◆ **YOUR TASK**
Reproduce every line in the listing that contains the word "belum".
/---
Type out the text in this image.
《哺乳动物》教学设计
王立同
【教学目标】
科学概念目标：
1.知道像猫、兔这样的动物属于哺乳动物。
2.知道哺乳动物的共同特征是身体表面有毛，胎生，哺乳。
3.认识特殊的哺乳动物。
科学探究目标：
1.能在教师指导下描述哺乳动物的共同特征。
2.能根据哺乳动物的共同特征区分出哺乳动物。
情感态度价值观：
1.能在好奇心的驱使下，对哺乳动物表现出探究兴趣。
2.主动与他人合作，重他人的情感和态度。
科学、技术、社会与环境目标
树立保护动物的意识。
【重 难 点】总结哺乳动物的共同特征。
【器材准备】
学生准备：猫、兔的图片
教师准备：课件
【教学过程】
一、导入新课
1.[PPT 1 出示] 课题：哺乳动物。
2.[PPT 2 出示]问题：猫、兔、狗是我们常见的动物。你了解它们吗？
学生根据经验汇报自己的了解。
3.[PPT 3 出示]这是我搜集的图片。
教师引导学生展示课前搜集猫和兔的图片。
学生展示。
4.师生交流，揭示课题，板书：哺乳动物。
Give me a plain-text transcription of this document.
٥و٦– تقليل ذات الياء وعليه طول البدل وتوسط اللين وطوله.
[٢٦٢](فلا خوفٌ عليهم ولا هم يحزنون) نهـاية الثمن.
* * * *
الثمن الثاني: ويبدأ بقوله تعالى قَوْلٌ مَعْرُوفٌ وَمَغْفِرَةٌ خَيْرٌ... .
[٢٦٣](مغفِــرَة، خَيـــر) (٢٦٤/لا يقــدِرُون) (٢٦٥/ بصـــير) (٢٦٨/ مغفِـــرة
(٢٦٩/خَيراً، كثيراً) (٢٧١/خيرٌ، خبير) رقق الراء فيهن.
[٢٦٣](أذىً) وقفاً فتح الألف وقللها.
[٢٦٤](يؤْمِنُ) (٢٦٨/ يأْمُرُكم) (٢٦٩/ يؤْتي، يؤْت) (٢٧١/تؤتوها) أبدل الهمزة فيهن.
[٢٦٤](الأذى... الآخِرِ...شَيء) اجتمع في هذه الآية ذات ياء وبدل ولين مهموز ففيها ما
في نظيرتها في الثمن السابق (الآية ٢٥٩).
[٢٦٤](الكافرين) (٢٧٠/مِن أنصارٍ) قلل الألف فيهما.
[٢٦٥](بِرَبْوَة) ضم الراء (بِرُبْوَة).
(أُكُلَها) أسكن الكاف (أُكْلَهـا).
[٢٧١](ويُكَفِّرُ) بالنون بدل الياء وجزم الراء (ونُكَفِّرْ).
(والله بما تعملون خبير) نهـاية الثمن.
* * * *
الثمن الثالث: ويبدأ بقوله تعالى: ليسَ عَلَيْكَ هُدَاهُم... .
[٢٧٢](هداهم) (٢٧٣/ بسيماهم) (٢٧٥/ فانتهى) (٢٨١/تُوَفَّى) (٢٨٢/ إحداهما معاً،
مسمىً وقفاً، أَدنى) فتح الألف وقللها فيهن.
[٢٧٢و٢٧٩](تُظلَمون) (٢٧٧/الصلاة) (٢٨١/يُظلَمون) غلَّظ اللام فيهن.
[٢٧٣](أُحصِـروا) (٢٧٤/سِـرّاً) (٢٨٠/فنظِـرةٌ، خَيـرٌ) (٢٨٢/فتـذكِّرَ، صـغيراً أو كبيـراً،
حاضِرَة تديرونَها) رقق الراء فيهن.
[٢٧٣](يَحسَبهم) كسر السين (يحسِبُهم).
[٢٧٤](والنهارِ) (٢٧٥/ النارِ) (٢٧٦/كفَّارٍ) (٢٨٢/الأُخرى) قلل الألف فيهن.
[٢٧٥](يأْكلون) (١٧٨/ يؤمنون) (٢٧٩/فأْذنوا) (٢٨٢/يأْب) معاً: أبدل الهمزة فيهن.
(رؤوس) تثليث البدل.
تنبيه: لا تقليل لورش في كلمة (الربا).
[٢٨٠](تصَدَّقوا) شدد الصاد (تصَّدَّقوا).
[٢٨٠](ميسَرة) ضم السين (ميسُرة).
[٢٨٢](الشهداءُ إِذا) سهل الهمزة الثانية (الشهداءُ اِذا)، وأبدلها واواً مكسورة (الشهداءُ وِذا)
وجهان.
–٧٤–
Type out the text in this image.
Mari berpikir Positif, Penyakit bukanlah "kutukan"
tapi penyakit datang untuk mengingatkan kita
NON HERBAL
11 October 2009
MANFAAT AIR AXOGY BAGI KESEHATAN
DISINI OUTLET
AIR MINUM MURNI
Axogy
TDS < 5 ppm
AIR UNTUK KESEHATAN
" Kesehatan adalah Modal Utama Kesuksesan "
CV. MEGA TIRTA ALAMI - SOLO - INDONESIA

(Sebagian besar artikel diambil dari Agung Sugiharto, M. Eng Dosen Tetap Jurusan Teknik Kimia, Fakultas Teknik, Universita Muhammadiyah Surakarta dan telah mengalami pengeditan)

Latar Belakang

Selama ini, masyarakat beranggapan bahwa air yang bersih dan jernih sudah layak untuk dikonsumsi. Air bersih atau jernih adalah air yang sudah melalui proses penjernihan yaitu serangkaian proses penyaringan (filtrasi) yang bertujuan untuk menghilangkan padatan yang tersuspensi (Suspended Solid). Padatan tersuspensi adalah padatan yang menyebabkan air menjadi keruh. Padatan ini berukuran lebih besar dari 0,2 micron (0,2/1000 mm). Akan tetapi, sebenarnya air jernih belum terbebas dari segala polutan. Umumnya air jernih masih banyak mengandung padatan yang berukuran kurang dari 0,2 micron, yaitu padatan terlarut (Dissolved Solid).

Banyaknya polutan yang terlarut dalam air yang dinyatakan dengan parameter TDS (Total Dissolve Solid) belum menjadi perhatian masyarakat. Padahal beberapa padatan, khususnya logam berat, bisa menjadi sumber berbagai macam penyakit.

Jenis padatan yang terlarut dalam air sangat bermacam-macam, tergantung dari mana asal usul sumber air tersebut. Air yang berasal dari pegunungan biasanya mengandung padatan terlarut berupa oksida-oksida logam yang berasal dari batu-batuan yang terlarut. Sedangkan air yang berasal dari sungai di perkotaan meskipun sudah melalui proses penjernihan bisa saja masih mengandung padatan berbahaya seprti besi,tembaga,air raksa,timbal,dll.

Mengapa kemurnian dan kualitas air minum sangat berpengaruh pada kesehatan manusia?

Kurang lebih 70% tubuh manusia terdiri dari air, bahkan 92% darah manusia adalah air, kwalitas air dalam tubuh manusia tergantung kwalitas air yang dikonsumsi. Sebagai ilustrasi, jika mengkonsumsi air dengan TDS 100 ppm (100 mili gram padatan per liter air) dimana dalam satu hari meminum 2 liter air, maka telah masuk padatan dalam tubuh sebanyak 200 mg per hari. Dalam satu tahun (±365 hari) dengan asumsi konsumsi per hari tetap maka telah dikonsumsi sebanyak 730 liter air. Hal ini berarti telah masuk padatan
\---
◆ **TASK RESULT**
Selama ini, masyarakat beranggapan bahwa air yang bersih dan jernih sudah layak untuk dikonsumsi. Air bersih atau jernih adalah air yang sudah melalui proses penjernihan yaitu serangkaian proses penyaringan (filtrasi) yang bertujuan untuk menghilangkan padatan yang tersuspensi (Suspended Solid). Padatan tersuspensi adalah padatan yang menyebabkan air menjadi keruh. Padatan ini berukuran lebih besar dari 0,2 micron (0,2/1000 mm). Akan tetapi, sebenarnya air jernih belum terbebas dari segala polutan. Umumnya air jernih masih banyak mengandung padatan yang berukuran kurang dari 0,2 micron, yaitu padatan terlarut (Dissolved Solid).
Banyaknya polutan yang terlarut dalam air yang dinyatakan dengan parameter TDS (Total Dissolve Solid) belum menjadi perhatian masyarakat. Padahal beberapa padatan, khususnya logam berat, bisa menjadi sumber berbagai macam penyakit.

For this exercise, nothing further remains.